- **Goal**:
Output all of the entries exactly as written.

..............................

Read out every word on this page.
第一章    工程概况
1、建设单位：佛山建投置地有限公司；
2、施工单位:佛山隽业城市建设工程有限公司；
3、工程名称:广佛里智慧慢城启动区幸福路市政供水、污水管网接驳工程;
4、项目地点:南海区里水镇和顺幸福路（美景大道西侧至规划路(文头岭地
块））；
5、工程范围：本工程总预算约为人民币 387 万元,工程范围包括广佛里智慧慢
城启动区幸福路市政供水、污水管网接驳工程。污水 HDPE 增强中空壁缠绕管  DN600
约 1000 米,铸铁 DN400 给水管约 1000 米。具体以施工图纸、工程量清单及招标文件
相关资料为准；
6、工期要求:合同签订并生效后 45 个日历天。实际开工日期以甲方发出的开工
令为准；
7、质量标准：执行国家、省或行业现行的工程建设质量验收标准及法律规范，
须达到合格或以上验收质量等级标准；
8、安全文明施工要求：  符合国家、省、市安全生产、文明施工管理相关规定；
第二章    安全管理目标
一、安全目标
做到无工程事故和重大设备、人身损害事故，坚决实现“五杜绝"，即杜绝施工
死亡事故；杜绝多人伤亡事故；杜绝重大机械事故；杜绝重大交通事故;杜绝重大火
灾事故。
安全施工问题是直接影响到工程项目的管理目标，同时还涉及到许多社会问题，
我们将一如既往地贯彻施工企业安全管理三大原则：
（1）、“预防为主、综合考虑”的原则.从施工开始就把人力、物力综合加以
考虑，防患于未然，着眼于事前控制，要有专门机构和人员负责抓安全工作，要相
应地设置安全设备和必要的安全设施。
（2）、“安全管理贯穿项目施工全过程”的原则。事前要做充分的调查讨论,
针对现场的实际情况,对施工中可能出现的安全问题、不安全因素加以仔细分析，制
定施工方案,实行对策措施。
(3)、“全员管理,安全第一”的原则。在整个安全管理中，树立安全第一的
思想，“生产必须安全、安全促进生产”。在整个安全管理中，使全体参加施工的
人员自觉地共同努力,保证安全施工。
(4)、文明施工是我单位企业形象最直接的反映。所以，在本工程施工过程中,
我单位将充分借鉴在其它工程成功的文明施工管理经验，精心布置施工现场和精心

..............................

- **Result of the exercise**:
Read out every word on this page.
第一章    工程概况
1、建设单位：佛山建投置地有限公司；
2、施工单位:佛山隽业城市建设工程有限公司；
3、工程名称:广佛里智慧慢城启动区幸福路市政供水、污水管网接驳工程;
4、项目地点:南海区里水镇和顺幸福路（美景大道西侧至规划路(文头岭地
块））；
5、工程范围：本工程总预算约为人民币 387 万元,工程范围包括广佛里智慧慢
城启动区幸福路市政供水、污水管网接驳工程。污水 HDPE 增强中空壁缠绕管  DN600
约 1000 米,铸铁 DN400 给水管约 1000 米。具体以施工图纸、工程量清单及招标文件
相关资料为准；
6、工期要求:合同签订并生效后 45 个日历天。实际开工日期以甲方发出的开工
令为准；
7、质量标准：执行国家、省或行业现行的工程建设质量验收标准及法律规范，
须达到合格或以上验收质量等级标准；
8、安全文明施工要求：  符合国家、省、市安全生产、文明施工管理相关规定；
第二章    安全管理目标
一、安全目标
做到无工程事故和重大设备、人身损害事故，坚决实现“五杜绝"，即杜绝施工
死亡事故；杜绝多人伤亡事故；杜绝重大机械事故；杜绝重大交通事故;杜绝重大火
灾事故。
安全施工问题是直接影响到工程项目的管理目标，同时还涉及到许多社会问题，
我们将一如既往地贯彻施工企业安全管理三大原则：
（1）、“预防为主、综合考虑”的原则.从施工开始就把人力、物力综合加以
考虑，防患于未然，着眼于事前控制，要有专门机构和人员负责抓安全工作，要相
应地设置安全设备和必要的安全设施。
（2）、“安全管理贯穿项目施工全过程”的原则。事前要做充分的调查讨论,
针对现场的实际情况,对施工中可能出现的安全问题、不安全因素加以仔细分析，制
定施工方案,实行对策措施。
(3)、“全员管理,安全第一”的原则。在整个安全管理中，树立安全第一的
思想，“生产必须安全、安全促进生产”。在整个安全管理中，使全体参加施工的
人员自觉地共同努力,保证安全施工。
(4)、文明施工是我单位企业形象最直接的反映。所以，在本工程施工过程中,
我单位将充分借鉴在其它工程成功的文明施工管理经验，精心布置施工现场和精心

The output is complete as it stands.